Can you print the data exactly and leave out each image?
** Start of Records for the task **
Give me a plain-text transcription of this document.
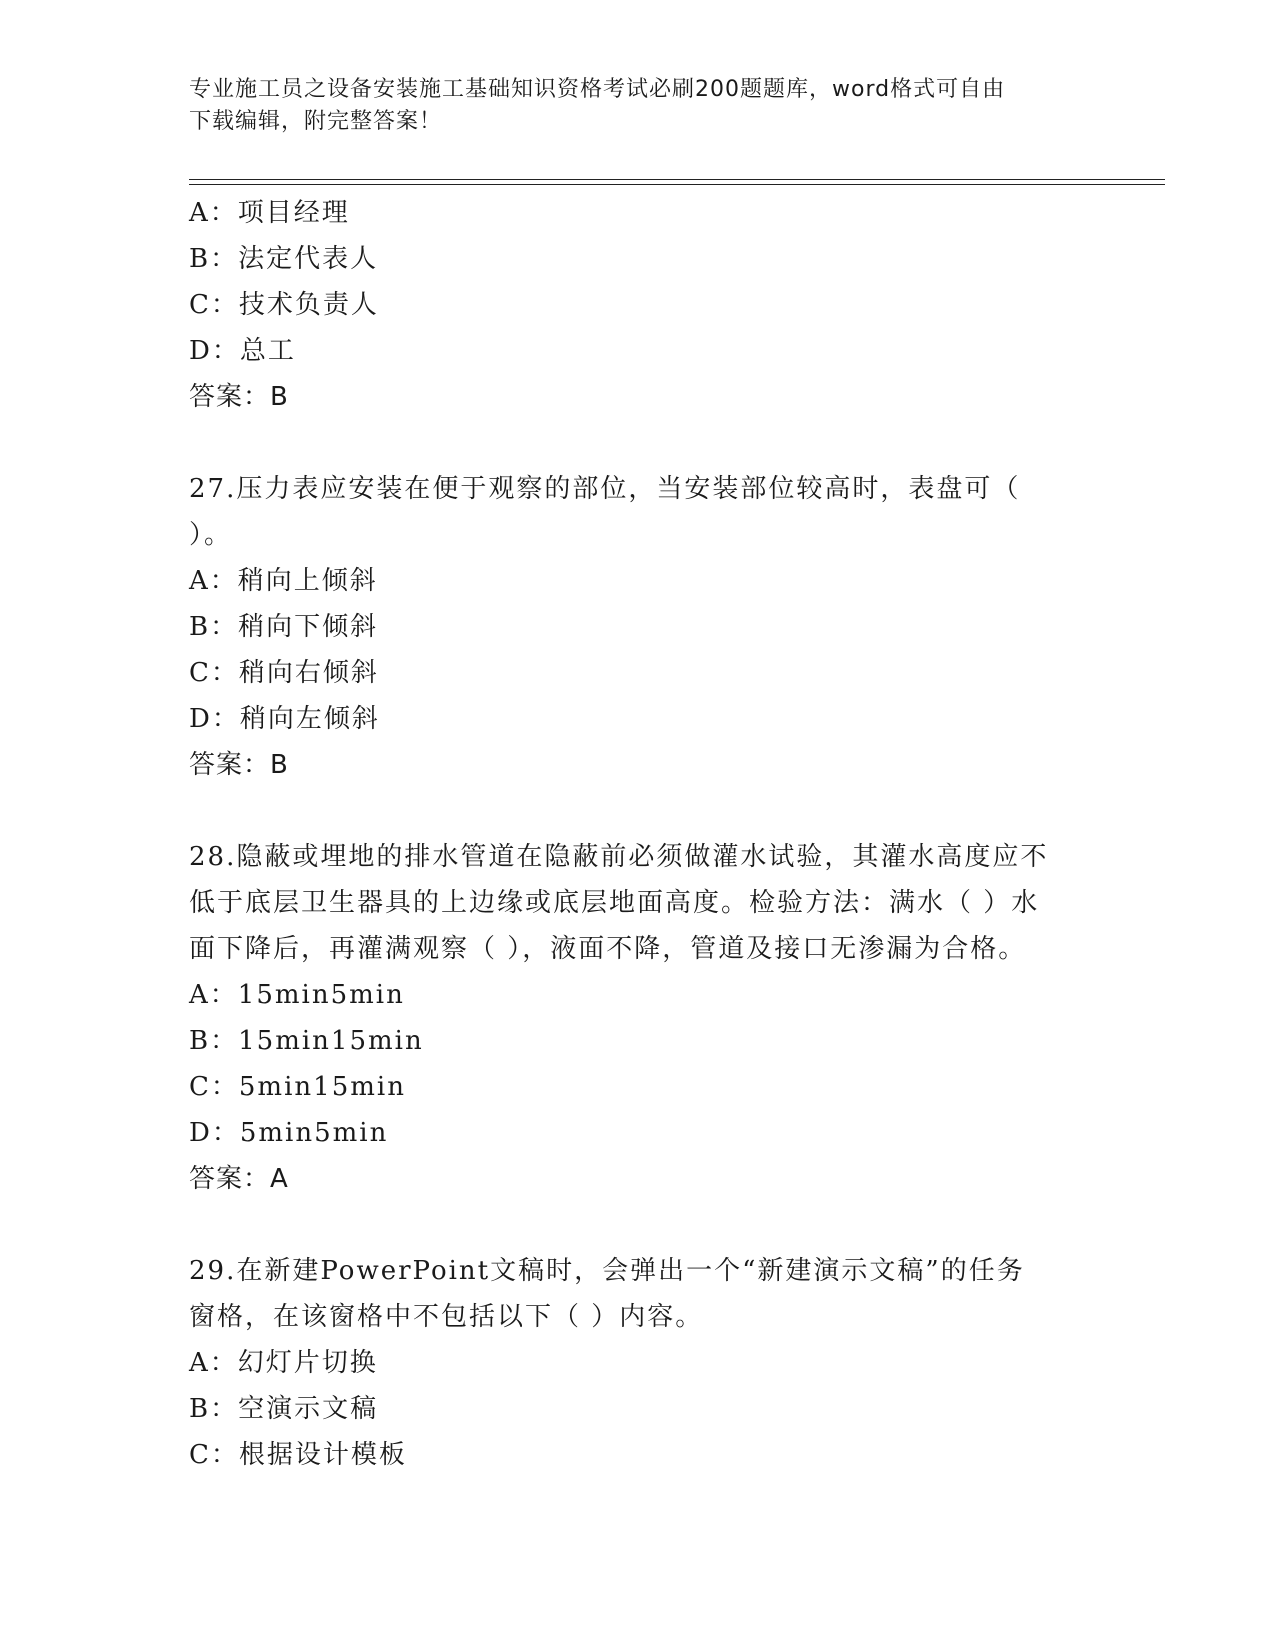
专业施工员之设备安装施工基础知识资格考试必刷200题题库，word格式可自由
下载编辑，附完整答案！
A：项目经理
B：法定代表人
C：技术负责人
D：总工
答案：B
27.压力表应安装在便于观察的部位，当安装部位较高时，表盘可（
）。
A：稍向上倾斜
B：稍向下倾斜
C：稍向右倾斜
D：稍向左倾斜
答案：B
28.隐蔽或埋地的排水管道在隐蔽前必须做灌水试验，其灌水高度应不
低于底层卫生器具的上边缘或底层地面高度。检验方法：满水（ ）水
面下降后，再灌满观察（ ），液面不降，管道及接口无渗漏为合格。
A：15min5min
B：15min15min
C：5min15min
D：5min5min
答案：A
29.在新建PowerPoint文稿时，会弹出一个“新建演示文稿”的任务
窗格，在该窗格中不包括以下（ ）内容。
A：幻灯片切换
B：空演示文稿
C：根据设计模板
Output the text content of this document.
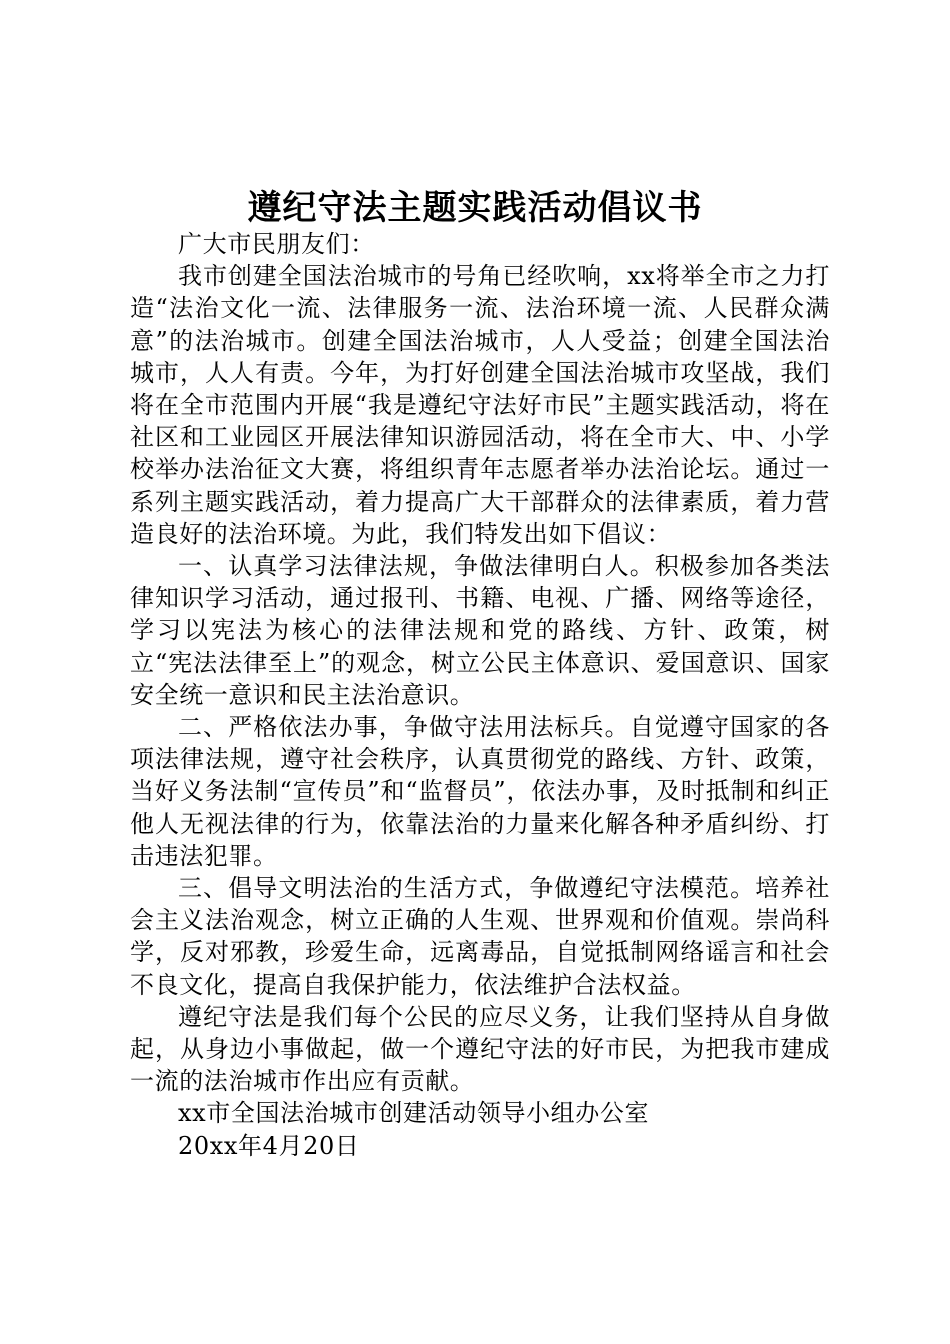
遵纪守法主题实践活动倡议书

广大市民朋友们：

我市创建全国法治城市的号角已经吹响，xx将举全市之力打造“法治文化一流、法律服务一流、法治环境一流、人民群众满意”的法治城市。创建全国法治城市，人人受益；创建全国法治城市，人人有责。今年，为打好创建全国法治城市攻坚战，我们将在全市范围内开展“我是遵纪守法好市民”主题实践活动，将在社区和工业园区开展法律知识游园活动，将在全市大、中、小学校举办法治征文大赛，将组织青年志愿者举办法治论坛。通过一系列主题实践活动，着力提高广大干部群众的法律素质，着力营造良好的法治环境。为此，我们特发出如下倡议：

一、认真学习法律法规，争做法律明白人。积极参加各类法律知识学习活动，通过报刊、书籍、电视、广播、网络等途径，学习以宪法为核心的法律法规和党的路线、方针、政策，树立“宪法法律至上”的观念，树立公民主体意识、爱国意识、国家安全统一意识和民主法治意识。

二、严格依法办事，争做守法用法标兵。自觉遵守国家的各项法律法规，遵守社会秩序，认真贯彻党的路线、方针、政策，当好义务法制“宣传员”和“监督员”，依法办事，及时抵制和纠正他人无视法律的行为，依靠法治的力量来化解各种矛盾纠纷、打击违法犯罪。

三、倡导文明法治的生活方式，争做遵纪守法模范。培养社会主义法治观念，树立正确的人生观、世界观和价值观。崇尚科学，反对邪教，珍爱生命，远离毒品，自觉抵制网络谣言和社会不良文化，提高自我保护能力，依法维护合法权益。

遵纪守法是我们每个公民的应尽义务，让我们坚持从自身做起，从身边小事做起，做一个遵纪守法的好市民，为把我市建成一流的法治城市作出应有贡献。

xx市全国法治城市创建活动领导小组办公室

20xx年4月20日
** End of Records for the task **
Solution for this problem:
Give me a plain-text transcription of this document.
专业施工员之设备安装施工基础知识资格考试必刷200题题库，word格式可自由
下载编辑，附完整答案！
A：项目经理
B：法定代表人
C：技术负责人
D：总工
答案：B
27.压力表应安装在便于观察的部位，当安装部位较高时，表盘可（
）。
A：稍向上倾斜
B：稍向下倾斜
C：稍向右倾斜
D：稍向左倾斜
答案：B
28.隐蔽或埋地的排水管道在隐蔽前必须做灌水试验，其灌水高度应不
低于底层卫生器具的上边缘或底层地面高度。检验方法：满水（ ）水
面下降后，再灌满观察（ ），液面不降，管道及接口无渗漏为合格。
A：15min5min
B：15min15min
C：5min15min
D：5min5min
答案：A
29.在新建PowerPoint文稿时，会弹出一个“新建演示文稿”的任务
窗格，在该窗格中不包括以下（ ）内容。
A：幻灯片切换
B：空演示文稿
C：根据设计模板
Output the text content of this document.
遵纪守法主题实践活动倡议书

广大市民朋友们：

我市创建全国法治城市的号角已经吹响，xx将举全市之力打造“法治文化一流、法律服务一流、法治环境一流、人民群众满意”的法治城市。创建全国法治城市，人人受益；创建全国法治城市，人人有责。今年，为打好创建全国法治城市攻坚战，我们将在全市范围内开展“我是遵纪守法好市民”主题实践活动，将在社区和工业园区开展法律知识游园活动，将在全市大、中、小学校举办法治征文大赛，将组织青年志愿者举办法治论坛。通过一系列主题实践活动，着力提高广大干部群众的法律素质，着力营造良好的法治环境。为此，我们特发出如下倡议：

一、认真学习法律法规，争做法律明白人。积极参加各类法律知识学习活动，通过报刊、书籍、电视、广播、网络等途径，学习以宪法为核心的法律法规和党的路线、方针、政策，树立“宪法法律至上”的观念，树立公民主体意识、爱国意识、国家安全统一意识和民主法治意识。

二、严格依法办事，争做守法用法标兵。自觉遵守国家的各项法律法规，遵守社会秩序，认真贯彻党的路线、方针、政策，当好义务法制“宣传员”和“监督员”，依法办事，及时抵制和纠正他人无视法律的行为，依靠法治的力量来化解各种矛盾纠纷、打击违法犯罪。

三、倡导文明法治的生活方式，争做遵纪守法模范。培养社会主义法治观念，树立正确的人生观、世界观和价值观。崇尚科学，反对邪教，珍爱生命，远离毒品，自觉抵制网络谣言和社会不良文化，提高自我保护能力，依法维护合法权益。

遵纪守法是我们每个公民的应尽义务，让我们坚持从自身做起，从身边小事做起，做一个遵纪守法的好市民，为把我市建成一流的法治城市作出应有贡献。

xx市全国法治城市创建活动领导小组办公室

20xx年4月20日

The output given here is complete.